_WHAT YOU SHOULD DO_
Pictures within the data are to be left out; everything else must be reproduced exactly.

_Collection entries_
····················

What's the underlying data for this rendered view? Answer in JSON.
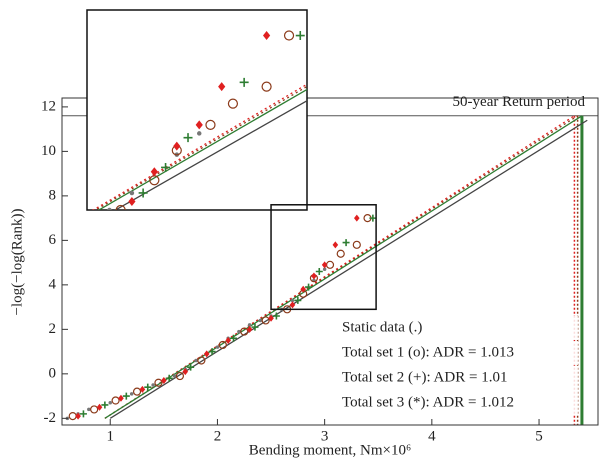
{
  "chart_data": {
    "type": "scatter",
    "x_label": "Bending moment, Nm×10⁶",
    "y_label": "−log(−log(Rank))",
    "xlim": [
      0.55,
      5.55
    ],
    "ylim": [
      -2.3,
      12.4
    ],
    "xticks": [
      1,
      2,
      3,
      4,
      5
    ],
    "yticks": [
      -2,
      0,
      2,
      4,
      6,
      8,
      10,
      12
    ],
    "series": [
      {
        "name": "Static data (.)",
        "color": "#777777",
        "marker": "dot",
        "x": [
          0.6,
          0.7,
          0.8,
          0.9,
          1.0,
          1.1,
          1.2,
          1.3,
          1.4,
          1.5,
          1.6,
          1.7,
          1.8,
          1.9,
          2.0,
          2.1,
          2.2,
          2.3,
          2.4,
          2.5,
          2.6,
          2.7,
          2.8,
          2.9,
          3.0
        ],
        "values": [
          -2,
          -1.8,
          -1.6,
          -1.5,
          -1.3,
          -1.1,
          -0.9,
          -0.7,
          -0.5,
          -0.3,
          -0.1,
          0.2,
          0.6,
          0.9,
          1.2,
          1.6,
          1.9,
          2.2,
          2.4,
          2.6,
          2.9,
          3.3,
          3.8,
          4.2,
          4.7
        ]
      },
      {
        "name": "Total set 1 (o): ADR = 1.013",
        "color": "#8b3a1a",
        "marker": "circle",
        "x": [
          0.65,
          0.85,
          1.05,
          1.25,
          1.45,
          1.65,
          1.85,
          2.05,
          2.25,
          2.45,
          2.65,
          2.8,
          2.9,
          3.05,
          3.15,
          3.3,
          3.4
        ],
        "values": [
          -1.9,
          -1.6,
          -1.2,
          -0.8,
          -0.4,
          -0.1,
          0.6,
          1.3,
          1.9,
          2.4,
          2.9,
          3.6,
          4.3,
          4.9,
          5.4,
          5.8,
          7.0
        ]
      },
      {
        "name": "Total set 2 (+): ADR = 1.01",
        "color": "#2e7d32",
        "marker": "plus",
        "x": [
          0.75,
          0.95,
          1.15,
          1.35,
          1.55,
          1.75,
          1.95,
          2.15,
          2.35,
          2.55,
          2.75,
          2.85,
          2.95,
          3.2,
          3.45
        ],
        "values": [
          -1.8,
          -1.4,
          -1.0,
          -0.6,
          -0.2,
          0.3,
          1.0,
          1.6,
          2.1,
          2.6,
          3.3,
          3.9,
          4.6,
          5.9,
          7.0
        ]
      },
      {
        "name": "Total set 3 (*): ADR = 1.012",
        "color": "#e02020",
        "marker": "diamond",
        "x": [
          0.7,
          0.9,
          1.1,
          1.3,
          1.5,
          1.7,
          1.9,
          2.1,
          2.3,
          2.5,
          2.7,
          2.8,
          2.9,
          3.0,
          3.1,
          3.3
        ],
        "values": [
          -1.9,
          -1.5,
          -1.1,
          -0.7,
          -0.3,
          0.1,
          0.9,
          1.5,
          2.0,
          2.5,
          3.1,
          3.8,
          4.4,
          4.9,
          5.8,
          7.0
        ]
      }
    ],
    "fit_lines": [
      {
        "color": "#444444",
        "dashed": false,
        "x": [
          1.0,
          5.45
        ],
        "values": [
          -2,
          11.4
        ]
      },
      {
        "color": "#8b3a1a",
        "dashed": true,
        "x": [
          0.95,
          5.36
        ],
        "values": [
          -2,
          11.6
        ]
      },
      {
        "color": "#e02020",
        "dashed": true,
        "x": [
          0.95,
          5.33
        ],
        "values": [
          -2,
          11.6
        ]
      },
      {
        "color": "#2e7d32",
        "dashed": false,
        "x": [
          0.95,
          5.4
        ],
        "values": [
          -2,
          11.6
        ]
      }
    ],
    "return_level": {
      "label": "50-year Return period",
      "y": 11.6
    },
    "vlines": [
      {
        "x": 5.33,
        "color": "#e02020",
        "dashed": true
      },
      {
        "x": 5.36,
        "color": "#8b3a1a",
        "dashed": true
      },
      {
        "x": 5.4,
        "color": "#2e7d32",
        "dashed": false
      }
    ],
    "inset": {
      "xlim": [
        2.5,
        3.48
      ],
      "ylim": [
        2.9,
        7.6
      ]
    }
  }
}
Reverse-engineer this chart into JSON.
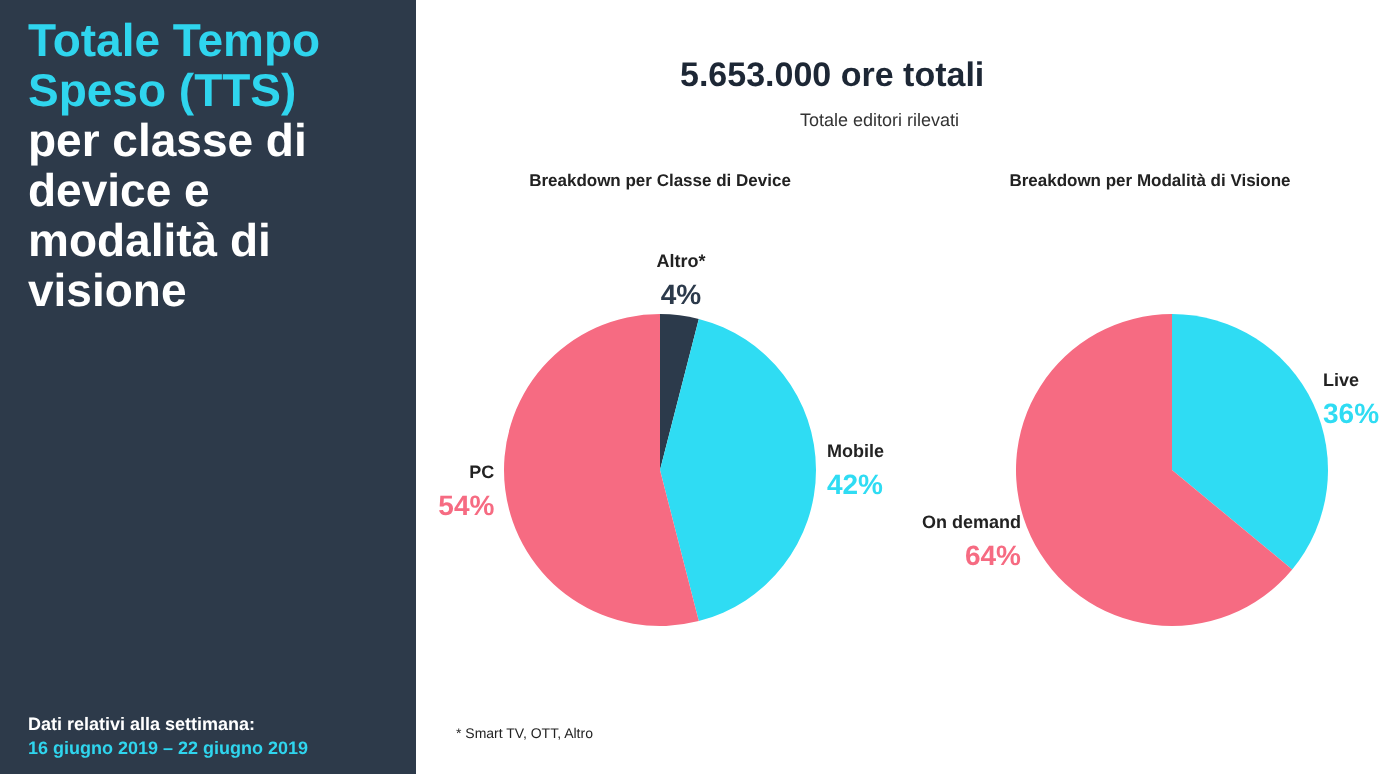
{
  "chart_data": [
    {
      "type": "other",
      "title": "Totale Tempo Speso (TTS)",
      "subtitle": "per classe di device e modalità di visione",
      "annotations": [
        "Dati relativi alla settimana:",
        "16 giugno 2019 – 22 giugno 2019",
        "5.653.000 ore totali",
        "Totale editori rilevati",
        "* Smart TV, OTT, Altro"
      ]
    },
    {
      "type": "pie",
      "title": "Breakdown per Classe di Device",
      "categories": [
        "Altro*",
        "Mobile",
        "PC"
      ],
      "values": [
        4,
        42,
        54
      ],
      "colors": [
        "#2c3a4b",
        "#2fdcf3",
        "#f66b82"
      ],
      "value_labels": [
        "4%",
        "42%",
        "54%"
      ],
      "legend": false
    },
    {
      "type": "pie",
      "title": "Breakdown per Modalità di Visione",
      "categories": [
        "Live",
        "On demand"
      ],
      "values": [
        36,
        64
      ],
      "colors": [
        "#2fdcf3",
        "#f66b82"
      ],
      "value_labels": [
        "36%",
        "64%"
      ],
      "legend": false
    }
  ]
}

····················

_SOLUTION TO THE PROBLEM_
What's the underlying data for this rendered view? Answer in JSON.
{
  "chart_data": {
    "type": "scatter",
    "x_label": "Bending moment, Nm×10⁶",
    "y_label": "−log(−log(Rank))",
    "xlim": [
      0.55,
      5.55
    ],
    "ylim": [
      -2.3,
      12.4
    ],
    "xticks": [
      1,
      2,
      3,
      4,
      5
    ],
    "yticks": [
      -2,
      0,
      2,
      4,
      6,
      8,
      10,
      12
    ],
    "series": [
      {
        "name": "Static data (.)",
        "color": "#777777",
        "marker": "dot",
        "x": [
          0.6,
          0.7,
          0.8,
          0.9,
          1.0,
          1.1,
          1.2,
          1.3,
          1.4,
          1.5,
          1.6,
          1.7,
          1.8,
          1.9,
          2.0,
          2.1,
          2.2,
          2.3,
          2.4,
          2.5,
          2.6,
          2.7,
          2.8,
          2.9,
          3.0
        ],
        "values": [
          -2,
          -1.8,
          -1.6,
          -1.5,
          -1.3,
          -1.1,
          -0.9,
          -0.7,
          -0.5,
          -0.3,
          -0.1,
          0.2,
          0.6,
          0.9,
          1.2,
          1.6,
          1.9,
          2.2,
          2.4,
          2.6,
          2.9,
          3.3,
          3.8,
          4.2,
          4.7
        ]
      },
      {
        "name": "Total set 1 (o): ADR = 1.013",
        "color": "#8b3a1a",
        "marker": "circle",
        "x": [
          0.65,
          0.85,
          1.05,
          1.25,
          1.45,
          1.65,
          1.85,
          2.05,
          2.25,
          2.45,
          2.65,
          2.8,
          2.9,
          3.05,
          3.15,
          3.3,
          3.4
        ],
        "values": [
          -1.9,
          -1.6,
          -1.2,
          -0.8,
          -0.4,
          -0.1,
          0.6,
          1.3,
          1.9,
          2.4,
          2.9,
          3.6,
          4.3,
          4.9,
          5.4,
          5.8,
          7.0
        ]
      },
      {
        "name": "Total set 2 (+): ADR = 1.01",
        "color": "#2e7d32",
        "marker": "plus",
        "x": [
          0.75,
          0.95,
          1.15,
          1.35,
          1.55,
          1.75,
          1.95,
          2.15,
          2.35,
          2.55,
          2.75,
          2.85,
          2.95,
          3.2,
          3.45
        ],
        "values": [
          -1.8,
          -1.4,
          -1.0,
          -0.6,
          -0.2,
          0.3,
          1.0,
          1.6,
          2.1,
          2.6,
          3.3,
          3.9,
          4.6,
          5.9,
          7.0
        ]
      },
      {
        "name": "Total set 3 (*): ADR = 1.012",
        "color": "#e02020",
        "marker": "diamond",
        "x": [
          0.7,
          0.9,
          1.1,
          1.3,
          1.5,
          1.7,
          1.9,
          2.1,
          2.3,
          2.5,
          2.7,
          2.8,
          2.9,
          3.0,
          3.1,
          3.3
        ],
        "values": [
          -1.9,
          -1.5,
          -1.1,
          -0.7,
          -0.3,
          0.1,
          0.9,
          1.5,
          2.0,
          2.5,
          3.1,
          3.8,
          4.4,
          4.9,
          5.8,
          7.0
        ]
      }
    ],
    "fit_lines": [
      {
        "color": "#444444",
        "dashed": false,
        "x": [
          1.0,
          5.45
        ],
        "values": [
          -2,
          11.4
        ]
      },
      {
        "color": "#8b3a1a",
        "dashed": true,
        "x": [
          0.95,
          5.36
        ],
        "values": [
          -2,
          11.6
        ]
      },
      {
        "color": "#e02020",
        "dashed": true,
        "x": [
          0.95,
          5.33
        ],
        "values": [
          -2,
          11.6
        ]
      },
      {
        "color": "#2e7d32",
        "dashed": false,
        "x": [
          0.95,
          5.4
        ],
        "values": [
          -2,
          11.6
        ]
      }
    ],
    "return_level": {
      "label": "50-year Return period",
      "y": 11.6
    },
    "vlines": [
      {
        "x": 5.33,
        "color": "#e02020",
        "dashed": true
      },
      {
        "x": 5.36,
        "color": "#8b3a1a",
        "dashed": true
      },
      {
        "x": 5.4,
        "color": "#2e7d32",
        "dashed": false
      }
    ],
    "inset": {
      "xlim": [
        2.5,
        3.48
      ],
      "ylim": [
        2.9,
        7.6
      ]
    }
  }
}
Reverse-engineer this chart into JSON.
{
  "chart_data": [
    {
      "type": "other",
      "title": "Totale Tempo Speso (TTS)",
      "subtitle": "per classe di device e modalità di visione",
      "annotations": [
        "Dati relativi alla settimana:",
        "16 giugno 2019 – 22 giugno 2019",
        "5.653.000 ore totali",
        "Totale editori rilevati",
        "* Smart TV, OTT, Altro"
      ]
    },
    {
      "type": "pie",
      "title": "Breakdown per Classe di Device",
      "categories": [
        "Altro*",
        "Mobile",
        "PC"
      ],
      "values": [
        4,
        42,
        54
      ],
      "colors": [
        "#2c3a4b",
        "#2fdcf3",
        "#f66b82"
      ],
      "value_labels": [
        "4%",
        "42%",
        "54%"
      ],
      "legend": false
    },
    {
      "type": "pie",
      "title": "Breakdown per Modalità di Visione",
      "categories": [
        "Live",
        "On demand"
      ],
      "values": [
        36,
        64
      ],
      "colors": [
        "#2fdcf3",
        "#f66b82"
      ],
      "value_labels": [
        "36%",
        "64%"
      ],
      "legend": false
    }
  ]
}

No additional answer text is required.